TASK REQUIREMENTS: Assemble all lines in which the string "homework" appears.
===== PROVIDED DATA
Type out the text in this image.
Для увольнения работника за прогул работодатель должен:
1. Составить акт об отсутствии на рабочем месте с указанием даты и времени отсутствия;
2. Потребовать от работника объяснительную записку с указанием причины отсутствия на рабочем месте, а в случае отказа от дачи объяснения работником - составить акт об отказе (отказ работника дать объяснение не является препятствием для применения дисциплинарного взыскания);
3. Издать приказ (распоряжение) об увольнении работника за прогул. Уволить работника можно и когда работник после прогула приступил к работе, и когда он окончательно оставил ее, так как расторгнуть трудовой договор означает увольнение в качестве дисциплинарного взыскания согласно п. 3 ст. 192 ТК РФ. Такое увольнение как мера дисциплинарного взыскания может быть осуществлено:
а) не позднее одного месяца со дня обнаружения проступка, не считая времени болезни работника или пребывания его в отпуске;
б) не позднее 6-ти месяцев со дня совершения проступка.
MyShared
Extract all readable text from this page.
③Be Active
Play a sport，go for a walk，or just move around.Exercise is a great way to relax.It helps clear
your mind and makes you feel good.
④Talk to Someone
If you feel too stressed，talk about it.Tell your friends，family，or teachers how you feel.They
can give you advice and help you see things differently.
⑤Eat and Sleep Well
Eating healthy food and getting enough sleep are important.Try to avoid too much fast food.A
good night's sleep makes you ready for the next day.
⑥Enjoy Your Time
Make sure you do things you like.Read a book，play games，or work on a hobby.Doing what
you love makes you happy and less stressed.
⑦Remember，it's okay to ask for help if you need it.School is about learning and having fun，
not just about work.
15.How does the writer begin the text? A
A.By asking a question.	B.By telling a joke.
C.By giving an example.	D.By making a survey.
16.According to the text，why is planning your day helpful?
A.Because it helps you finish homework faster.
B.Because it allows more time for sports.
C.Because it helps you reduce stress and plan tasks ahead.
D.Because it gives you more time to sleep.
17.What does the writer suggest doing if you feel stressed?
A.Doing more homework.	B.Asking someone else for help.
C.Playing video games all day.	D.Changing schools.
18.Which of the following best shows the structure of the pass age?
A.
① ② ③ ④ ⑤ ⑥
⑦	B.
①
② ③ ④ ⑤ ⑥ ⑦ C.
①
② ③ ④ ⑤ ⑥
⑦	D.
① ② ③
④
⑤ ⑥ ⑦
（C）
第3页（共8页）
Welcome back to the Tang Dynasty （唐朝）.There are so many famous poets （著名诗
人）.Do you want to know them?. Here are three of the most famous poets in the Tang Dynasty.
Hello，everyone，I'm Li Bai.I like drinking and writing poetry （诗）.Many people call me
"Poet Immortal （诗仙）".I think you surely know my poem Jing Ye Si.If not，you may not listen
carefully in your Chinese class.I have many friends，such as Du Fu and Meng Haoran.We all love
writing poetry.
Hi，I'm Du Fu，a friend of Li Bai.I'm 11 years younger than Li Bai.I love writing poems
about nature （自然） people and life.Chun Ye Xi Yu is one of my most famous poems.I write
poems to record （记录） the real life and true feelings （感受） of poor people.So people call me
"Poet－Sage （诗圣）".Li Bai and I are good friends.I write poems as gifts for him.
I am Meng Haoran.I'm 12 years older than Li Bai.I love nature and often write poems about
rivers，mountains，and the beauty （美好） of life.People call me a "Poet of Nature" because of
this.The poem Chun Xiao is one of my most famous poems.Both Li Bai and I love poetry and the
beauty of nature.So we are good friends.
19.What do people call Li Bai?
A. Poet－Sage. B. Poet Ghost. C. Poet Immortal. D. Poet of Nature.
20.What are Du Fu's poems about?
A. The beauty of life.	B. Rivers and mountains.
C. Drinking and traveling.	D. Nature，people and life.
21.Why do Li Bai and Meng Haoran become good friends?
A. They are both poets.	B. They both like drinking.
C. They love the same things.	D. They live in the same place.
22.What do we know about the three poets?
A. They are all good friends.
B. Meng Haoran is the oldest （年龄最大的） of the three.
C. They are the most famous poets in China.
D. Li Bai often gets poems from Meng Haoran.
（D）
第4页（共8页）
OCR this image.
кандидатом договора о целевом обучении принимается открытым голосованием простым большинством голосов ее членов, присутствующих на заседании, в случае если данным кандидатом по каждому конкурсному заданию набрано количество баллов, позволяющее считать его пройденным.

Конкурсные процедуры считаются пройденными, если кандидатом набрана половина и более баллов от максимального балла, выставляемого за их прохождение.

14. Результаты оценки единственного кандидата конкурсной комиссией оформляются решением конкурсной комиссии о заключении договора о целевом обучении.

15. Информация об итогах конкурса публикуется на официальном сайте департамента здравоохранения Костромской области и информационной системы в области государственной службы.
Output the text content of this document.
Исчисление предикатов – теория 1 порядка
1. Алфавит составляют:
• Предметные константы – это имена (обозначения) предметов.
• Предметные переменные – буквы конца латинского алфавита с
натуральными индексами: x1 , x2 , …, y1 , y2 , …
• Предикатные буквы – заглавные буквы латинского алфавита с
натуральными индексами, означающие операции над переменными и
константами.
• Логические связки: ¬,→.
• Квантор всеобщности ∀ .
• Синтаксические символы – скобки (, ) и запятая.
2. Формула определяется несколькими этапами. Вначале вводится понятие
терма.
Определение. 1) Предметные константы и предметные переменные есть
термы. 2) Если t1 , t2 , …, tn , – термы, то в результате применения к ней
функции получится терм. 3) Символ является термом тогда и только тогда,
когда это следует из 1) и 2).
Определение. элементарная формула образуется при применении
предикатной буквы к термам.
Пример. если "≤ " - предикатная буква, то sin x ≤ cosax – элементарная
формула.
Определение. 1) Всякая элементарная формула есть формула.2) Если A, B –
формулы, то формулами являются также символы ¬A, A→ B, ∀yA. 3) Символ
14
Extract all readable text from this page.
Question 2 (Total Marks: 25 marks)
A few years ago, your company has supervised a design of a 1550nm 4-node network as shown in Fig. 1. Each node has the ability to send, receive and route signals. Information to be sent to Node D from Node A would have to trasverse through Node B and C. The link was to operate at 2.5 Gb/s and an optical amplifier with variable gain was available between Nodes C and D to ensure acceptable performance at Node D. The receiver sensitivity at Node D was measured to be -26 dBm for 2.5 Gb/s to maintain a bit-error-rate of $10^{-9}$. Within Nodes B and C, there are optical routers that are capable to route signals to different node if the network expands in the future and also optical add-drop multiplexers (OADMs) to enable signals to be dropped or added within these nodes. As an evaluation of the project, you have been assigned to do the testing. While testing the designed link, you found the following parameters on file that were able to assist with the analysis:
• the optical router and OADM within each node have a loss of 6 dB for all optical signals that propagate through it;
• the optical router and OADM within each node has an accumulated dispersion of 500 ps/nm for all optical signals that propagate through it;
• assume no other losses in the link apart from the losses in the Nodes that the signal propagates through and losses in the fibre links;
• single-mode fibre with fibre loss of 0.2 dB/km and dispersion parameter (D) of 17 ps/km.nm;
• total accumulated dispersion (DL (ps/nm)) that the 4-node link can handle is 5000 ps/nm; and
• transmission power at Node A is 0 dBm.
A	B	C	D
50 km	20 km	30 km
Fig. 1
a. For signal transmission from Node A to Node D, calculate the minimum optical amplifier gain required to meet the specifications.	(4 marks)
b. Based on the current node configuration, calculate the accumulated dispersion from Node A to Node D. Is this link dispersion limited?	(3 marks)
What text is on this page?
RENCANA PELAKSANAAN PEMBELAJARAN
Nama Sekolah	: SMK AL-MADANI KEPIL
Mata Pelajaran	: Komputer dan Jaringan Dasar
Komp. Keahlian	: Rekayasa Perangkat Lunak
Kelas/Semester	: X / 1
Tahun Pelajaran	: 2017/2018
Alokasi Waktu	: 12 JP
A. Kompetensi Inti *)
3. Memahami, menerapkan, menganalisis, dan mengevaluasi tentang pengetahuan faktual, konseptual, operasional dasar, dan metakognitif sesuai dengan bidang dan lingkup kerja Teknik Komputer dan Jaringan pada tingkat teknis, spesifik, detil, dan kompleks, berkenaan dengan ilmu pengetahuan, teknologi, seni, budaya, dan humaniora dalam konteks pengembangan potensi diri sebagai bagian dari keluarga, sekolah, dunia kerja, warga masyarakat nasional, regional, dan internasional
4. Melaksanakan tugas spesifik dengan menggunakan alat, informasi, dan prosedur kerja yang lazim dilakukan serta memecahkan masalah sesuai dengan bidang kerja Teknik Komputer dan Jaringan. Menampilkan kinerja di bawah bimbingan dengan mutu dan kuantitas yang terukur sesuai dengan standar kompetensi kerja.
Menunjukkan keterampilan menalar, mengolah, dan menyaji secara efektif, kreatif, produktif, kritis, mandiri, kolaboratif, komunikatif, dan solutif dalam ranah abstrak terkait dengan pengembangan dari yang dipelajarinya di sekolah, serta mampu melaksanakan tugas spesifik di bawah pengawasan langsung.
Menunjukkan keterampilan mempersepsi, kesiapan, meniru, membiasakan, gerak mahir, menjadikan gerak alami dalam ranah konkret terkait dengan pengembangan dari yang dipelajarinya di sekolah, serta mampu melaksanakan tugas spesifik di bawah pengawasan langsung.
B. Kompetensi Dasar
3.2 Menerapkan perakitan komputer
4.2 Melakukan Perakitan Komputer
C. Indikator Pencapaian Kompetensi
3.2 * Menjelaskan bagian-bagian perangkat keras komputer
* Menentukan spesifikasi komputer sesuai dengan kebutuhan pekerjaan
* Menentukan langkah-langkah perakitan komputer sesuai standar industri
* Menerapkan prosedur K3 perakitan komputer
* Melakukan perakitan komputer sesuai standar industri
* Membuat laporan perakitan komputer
==========
RESULT:
A.Because it helps you finish homework faster.
A.Doing more homework.	B.Asking someone else for help.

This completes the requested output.